--- begin Text passage ---
Wednesday, November 25, 2009

Thursday Thirteen - 134 - 13 Reasons Canada's Defense Minister Peter Mackay Should Man Up About Torture Allegations














1 - "A top diplomat’s account of the rampant torture and rape of Afghan detainees is not credible, Defence Minister Peter MacKay (shown with Gen. Natynczyk) said Thursday.

Under fire from all parties, MacKay dismissed testimony from Richard Colvin as second- and third-hand information from enemy sources.

'What we’re talking about here is not only hearsay, we’re talking about basing much of his evidence on what the Taliban have been specifically instructed to lie about if captured,' he said."
- Kathleen Harris, Toronto Sun Photo by Andrew Vaughan












2 - "The mugging of Mr. Colvin's reputation showed the Conservatives' underside.

Prime Minister Stephen Harper's Conservative Party has its own Frat Pack: a cluster of ministers and MPs who represent the sharp point of the party's attack machine. You could see it at work last week, with Transport Minister John Baird and others attacking the credibility of Richard Colvin, the civil servant who tried to alert the Canadian government to the torture awaiting Canadian Forces detainees sent to Afghan prisons."
--- end Text passage ---
• Exercise 1: Recast the entries below as a numbered list, from the line containing "y-tick-label: 6 [107,380,118,401]" up to and including the line containing "x-tick-label: 2026 [335,697,381,718]", leaving out any blank lines.
--- begin Source records ---
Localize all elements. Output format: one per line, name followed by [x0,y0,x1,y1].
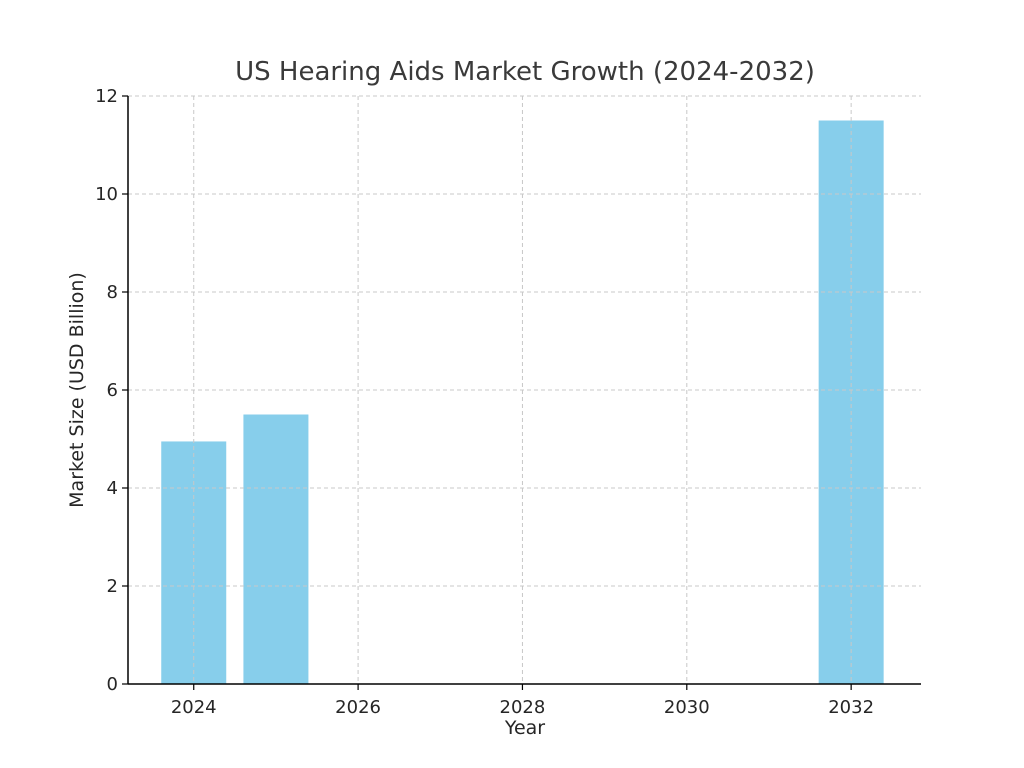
y-tick-label: 6 [107,380,118,401]
bars [161,120,884,684]
x-tick-label: 2028 [500,697,546,718]
x-tick-label: 2030 [664,697,710,718]
y-tick-label: 2 [107,576,118,597]
ticks: 2024 2026 2028 2030 2032 0 2 4 6 8 10 12 [95,86,874,718]
x-axis-label: Year [504,717,545,739]
y-tick-label: 12 [95,86,118,107]
y-tick-label: 8 [107,282,118,303]
y-tick-label: 10 [95,184,118,205]
y-tick-label: 0 [107,674,118,695]
bar-2032 [818,120,884,684]
y-axis-label: Market Size (USD Billion) [66,272,88,508]
x-tick-label: 2024 [171,697,217,718]
x-tick-label: 2032 [828,697,874,718]
y-tick-label: 4 [107,478,118,499]
grid [128,95,921,685]
chart-title: US Hearing Aids Market Growth (2024-2032… [235,57,815,87]
x-tick-label: 2026 [335,697,381,718]
bar-2025 [243,414,309,684]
--- end Source records ---
• Exercise 2: Echo the Thursday Thirteen post on the torture allegations in full, word for word.

• Written reply 1:
1. y-tick-label: 6 [107,380,118,401]
2. bars [161,120,884,684]
3. x-tick-label: 2028 [500,697,546,718]
4. x-tick-label: 2030 [664,697,710,718]
5. y-tick-label: 2 [107,576,118,597]
6. ticks: 2024 2026 2028 2030 2032 0 2 4 6 8 10 12 [95,86,874,718]
7. x-axis-label: Year [504,717,545,739]
8. y-tick-label: 12 [95,86,118,107]
9. y-tick-label: 8 [107,282,118,303]
10. y-tick-label: 10 [95,184,118,205]
11. y-tick-label: 0 [107,674,118,695]
12. bar-2032 [818,120,884,684]
13. y-axis-label: Market Size (USD Billion) [66,272,88,508]
14. x-tick-label: 2024 [171,697,217,718]
15. x-tick-label: 2032 [828,697,874,718]
16. y-tick-label: 4 [107,478,118,499]
17. grid [128,95,921,685]
18. chart-title: US Hearing Aids Market Growth (2024-2032… [235,57,815,87]
19. x-tick-label: 2026 [335,697,381,718]

• Written reply 2:
Wednesday, November 25, 2009

Thursday Thirteen - 134 - 13 Reasons Canada's Defense Minister Peter Mackay Should Man Up About Torture Allegations














1 - "A top diplomat’s account of the rampant torture and rape of Afghan detainees is not credible, Defence Minister Peter MacKay (shown with Gen. Natynczyk) said Thursday.

Under fire from all parties, MacKay dismissed testimony from Richard Colvin as second- and third-hand information from enemy sources.

'What we’re talking about here is not only hearsay, we’re talking about basing much of his evidence on what the Taliban have been specifically instructed to lie about if captured,' he said."
- Kathleen Harris, Toronto Sun Photo by Andrew Vaughan












2 - "The mugging of Mr. Colvin's reputation showed the Conservatives' underside.

Prime Minister Stephen Harper's Conservative Party has its own Frat Pack: a cluster of ministers and MPs who represent the sharp point of the party's attack machine. You could see it at work last week, with Transport Minister John Baird and others attacking the credibility of Richard Colvin, the civil servant who tried to alert the Canadian government to the torture awaiting Canadian Forces detainees sent to Afghan prisons."